> **What is required**: Look through the listing below and report how many lines contain "이용하여", as a bare number.

[Collected data]

'''

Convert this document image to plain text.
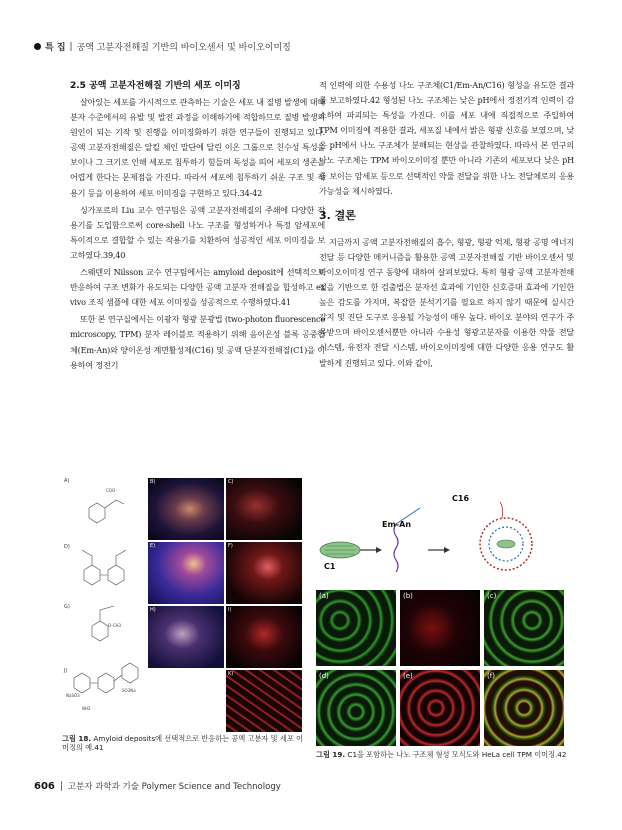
특 집 | 공액 고분자전해질 기반의 바이오센서 및 바이오이미징
2.5 공액 고분자전해질 기반의 세포 이미징

살아있는 세포를 가시적으로 관측하는 기술은 세포 내 질병 발생에 대해 분자 수준에서의 유발 및 발전 과정을 이해하기에 적합하므로 질병 발생의 원인이 되는 기작 및 진행을 이미징화하기 위한 연구들이 진행되고 있다. 공액 고분자전해질은 알킬 체인 말단에 달린 이온 그룹으로 친수성 특성을 보이나 그 크기로 인해 세포로 침투하기 힘들며 독성을 띄어 세포의 생존을 어렵게 한다는 문제점을 가진다. 따라서 세포에 침투하기 쉬운 구조 및 작용기 등을 이용하여 세포 이미징을 구현하고 있다.34-42

싱가포르의 Liu 교수 연구팀은 공액 고분자전해질의 주쇄에 다양한 작용기를 도입함으로써 core-shell 나노 구조를 형성하거나 특정 암세포에 특이적으로 결합할 수 있는 작용기를 치환하여 성공적인 세포 이미징을 보고하였다.39,40

스웨덴의 Nilsson 교수 연구팀에서는 amyloid deposit에 선택적으로 반응하여 구조 변화가 유도되는 다양한 공액 고분자 전해질을 합성하고 ex vivo 조직 샘플에 대한 세포 이미징을 성공적으로 수행하였다.41

또한 본 연구실에서는 이광자 형광 분광법 (two-photon fluorescence microscopy, TPM) 분자 레이블로 적용하기 위해 음이온성 블록 공중합체(Em-An)와 양이온성 계면활성제(C16) 및 공액 단분자전해질(C1)을 이용하여 정전기

적 인력에 의한 수용성 나노 구조체(C1/Em-An/C16) 형성을 유도한 결과를 보고하였다.42 형성된 나노 구조체는 낮은 pH에서 정전기적 인력이 감소하여 파괴되는 특성을 가진다. 이를 세포 내에 직접적으로 주입하여 TPM 이미징에 적용한 결과, 세포질 내에서 밝은 형광 신호를 보였으며, 낮은 pH에서 나노 구조체가 분해되는 현상을 관찰하였다. 따라서 본 연구의 나노 구조체는 TPM 바이오이미징 뿐만 아니라 기존의 세포보다 낮은 pH를 보이는 암세포 등으로 선택적인 약물 전달을 위한 나노 전달체로의 응용 가능성을 제시하였다.

3. 결론

지금까지 공액 고분자전해질의 흡수, 형광, 형광 억제, 형광 공명 에너지 전달 등 다양한 메커니즘을 활용한 공액 고분자전해질 기반 바이오센서 및 바이오이미징 연구 동향에 대하여 살펴보았다. 특히 형광 공액 고분자전해질을 기반으로 한 검출법은 분자선 효과에 기인한 신호증대 효과에 기인한 높은 감도를 가지며, 복잡한 분석기기를 필요로 하지 않기 때문에 실시간 감지 및 진단 도구로 응용될 가능성이 매우 높다. 바이오 분야의 연구가 주목받으며 바이오센서뿐만 아니라 수용성 형광고분자를 이용한 약물 전달 시스템, 유전자 전달 시스템, 바이오이미징에 대한 다양한 응용 연구도 활발하게 진행되고 있다. 이와 같이,

A)
D)
G)
J)
COO-
O-CH3
NaSO3
SO3Na
NH2
B)	C)
E)	F)
H)	I)
K)
그림 18. Amyloid deposits에 선택적으로 반응하는 공액 고분자 및 세포 이미징의 예.41
C1
Em-An
C16
(a)	(b)	(c)
(d)	(e)	(f)
그림 19. C1을 포함하는 나노 구조체 형성 모식도와 HeLa cell TPM 이미징.42
606 고분자 과학과 기술 Polymer Science and Technology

'''

> **Response to this exercise**: 2